--- Data provided ---
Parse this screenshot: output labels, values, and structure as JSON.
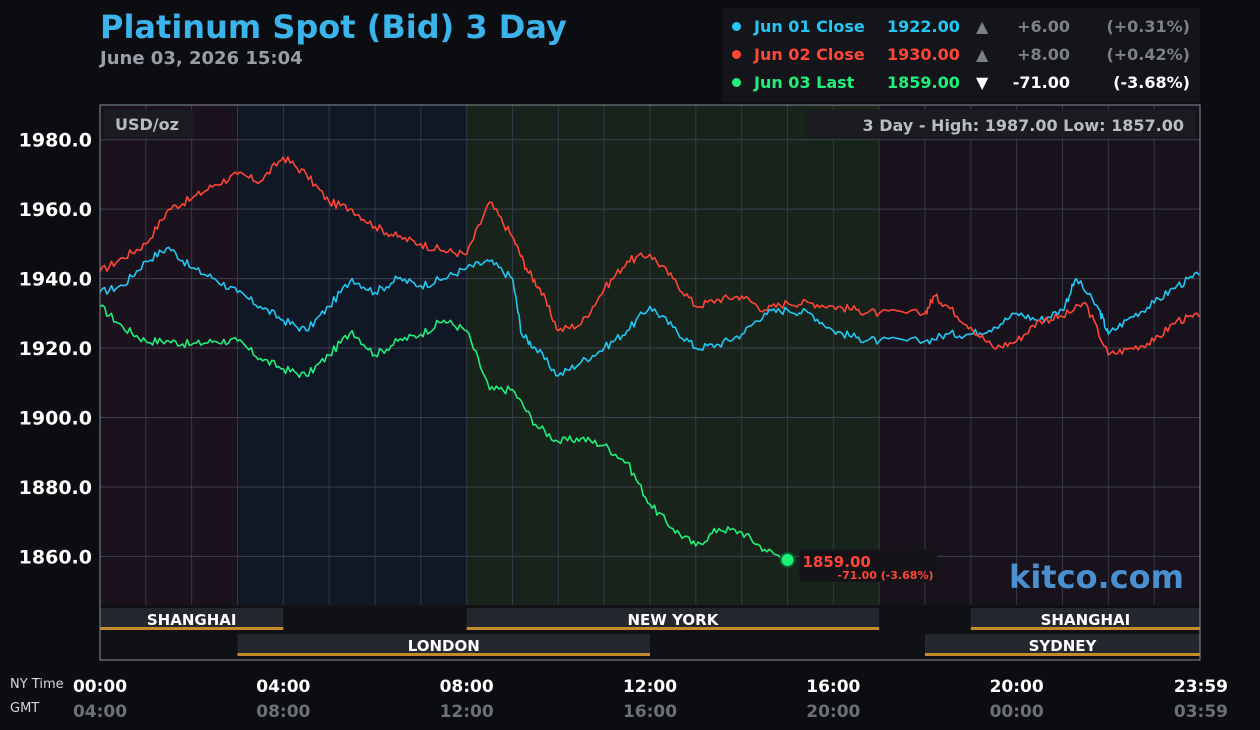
{
  "header": {
    "title": "Platinum Spot (Bid) 3 Day",
    "subtitle": "June 03, 2026 15:04"
  },
  "legend": [
    {
      "label": "Jun 01 Close",
      "value": "1922.00",
      "arrow": "▲",
      "change": "+6.00",
      "pct": "(+0.31%)",
      "color": "#22c7f3",
      "muted": true
    },
    {
      "label": "Jun 02 Close",
      "value": "1930.00",
      "arrow": "▲",
      "change": "+8.00",
      "pct": "(+0.42%)",
      "color": "#ff4636",
      "muted": true
    },
    {
      "label": "Jun 03 Last",
      "value": "1859.00",
      "arrow": "▼",
      "change": "-71.00",
      "pct": "(-3.68%)",
      "color": "#1ff07a",
      "muted": false
    }
  ],
  "plot_info": {
    "unit": "USD/oz",
    "range_label": "3 Day - High: 1987.00  Low: 1857.00"
  },
  "watermark": "kitco.com",
  "last_marker": {
    "value": "1859.00",
    "change_label": "-71.00 (-3.68%)"
  },
  "side_labels": {
    "ny": "NY Time",
    "gmt": "GMT"
  },
  "markets": [
    {
      "name": "SHANGHAI",
      "start": 0,
      "end": 4,
      "row": 1
    },
    {
      "name": "NEW YORK",
      "start": 8,
      "end": 17,
      "row": 1
    },
    {
      "name": "SHANGHAI",
      "start": 19,
      "end": 24,
      "row": 1
    },
    {
      "name": "LONDON",
      "start": 3,
      "end": 12,
      "row": 2
    },
    {
      "name": "SYDNEY",
      "start": 18,
      "end": 24,
      "row": 2
    }
  ],
  "chart_data": {
    "type": "line",
    "title": "Platinum Spot (Bid) 3 Day",
    "ylabel": "USD/oz",
    "ylim": [
      1846,
      1990
    ],
    "xlim": [
      0,
      24
    ],
    "y_ticks": [
      "1860.0",
      "1880.0",
      "1900.0",
      "1920.0",
      "1940.0",
      "1960.0",
      "1980.0"
    ],
    "x_ticks": [
      {
        "ny": "00:00",
        "gmt": "04:00"
      },
      {
        "ny": "04:00",
        "gmt": "08:00"
      },
      {
        "ny": "08:00",
        "gmt": "12:00"
      },
      {
        "ny": "12:00",
        "gmt": "16:00"
      },
      {
        "ny": "16:00",
        "gmt": "20:00"
      },
      {
        "ny": "20:00",
        "gmt": "00:00"
      },
      {
        "ny": "23:59",
        "gmt": "03:59"
      }
    ],
    "x_unit": "hours (NY time)",
    "grid": true,
    "series": [
      {
        "name": "Jun 01",
        "color": "#22c7f3",
        "x": [
          0,
          0.5,
          1,
          1.5,
          2,
          2.5,
          3,
          3.5,
          4,
          4.5,
          5,
          5.5,
          6,
          6.5,
          7,
          7.5,
          8,
          8.5,
          9,
          9.2,
          9.5,
          10,
          10.5,
          11,
          11.5,
          12,
          12.5,
          13,
          13.5,
          14,
          14.5,
          15,
          15.5,
          16,
          16.5,
          17,
          18,
          18.5,
          19,
          19.5,
          20,
          20.5,
          21,
          21.3,
          21.8,
          22,
          22.5,
          23,
          23.5,
          23.98
        ],
        "y": [
          1936,
          1938,
          1945,
          1949,
          1943,
          1940,
          1936,
          1932,
          1928,
          1925,
          1932,
          1940,
          1936,
          1940,
          1938,
          1940,
          1943,
          1945,
          1940,
          1924,
          1920,
          1912,
          1916,
          1920,
          1925,
          1932,
          1926,
          1920,
          1921,
          1924,
          1930,
          1931,
          1930,
          1925,
          1923,
          1922,
          1922,
          1924,
          1924,
          1926,
          1930,
          1928,
          1931,
          1940,
          1931,
          1924,
          1929,
          1933,
          1938,
          1941
        ]
      },
      {
        "name": "Jun 02",
        "color": "#ff4636",
        "x": [
          0,
          0.5,
          1,
          1.5,
          2,
          2.5,
          3,
          3.5,
          4,
          4.5,
          5,
          5.5,
          6,
          6.5,
          7,
          7.5,
          8,
          8.5,
          9,
          9.3,
          9.6,
          10,
          10.5,
          11,
          11.5,
          12,
          12.5,
          13,
          13.5,
          14,
          14.5,
          15,
          15.5,
          16,
          16.5,
          17,
          18,
          18.2,
          18.5,
          19,
          19.5,
          20,
          20.5,
          21,
          21.5,
          22,
          22.5,
          23,
          23.5,
          23.98
        ],
        "y": [
          1942,
          1946,
          1950,
          1960,
          1963,
          1967,
          1970,
          1968,
          1975,
          1970,
          1962,
          1960,
          1955,
          1952,
          1950,
          1948,
          1947,
          1962,
          1952,
          1943,
          1937,
          1925,
          1927,
          1937,
          1945,
          1947,
          1940,
          1932,
          1934,
          1935,
          1931,
          1933,
          1933,
          1932,
          1931,
          1930,
          1930,
          1935,
          1932,
          1926,
          1920,
          1922,
          1928,
          1929,
          1933,
          1918,
          1920,
          1922,
          1928,
          1929
        ]
      },
      {
        "name": "Jun 03",
        "color": "#1ff07a",
        "x": [
          0,
          0.5,
          1,
          1.5,
          2,
          2.5,
          3,
          3.5,
          4,
          4.5,
          5,
          5.5,
          6,
          6.5,
          7,
          7.5,
          8,
          8.5,
          9,
          9.5,
          10,
          10.5,
          11,
          11.5,
          12,
          12.5,
          13,
          13.5,
          14,
          14.5,
          15
        ],
        "y": [
          1932,
          1926,
          1922,
          1922,
          1921,
          1922,
          1922,
          1917,
          1914,
          1912,
          1918,
          1925,
          1918,
          1922,
          1924,
          1928,
          1925,
          1908,
          1908,
          1898,
          1893,
          1894,
          1892,
          1887,
          1875,
          1868,
          1863,
          1868,
          1867,
          1862,
          1859
        ]
      }
    ]
  }
}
---
◆ Task to carry out: In the entries above, find each line with the word "Close" and show it.

◆ Exercise result:
      "label": "Jun 01 Close",
      "label": "Jun 02 Close",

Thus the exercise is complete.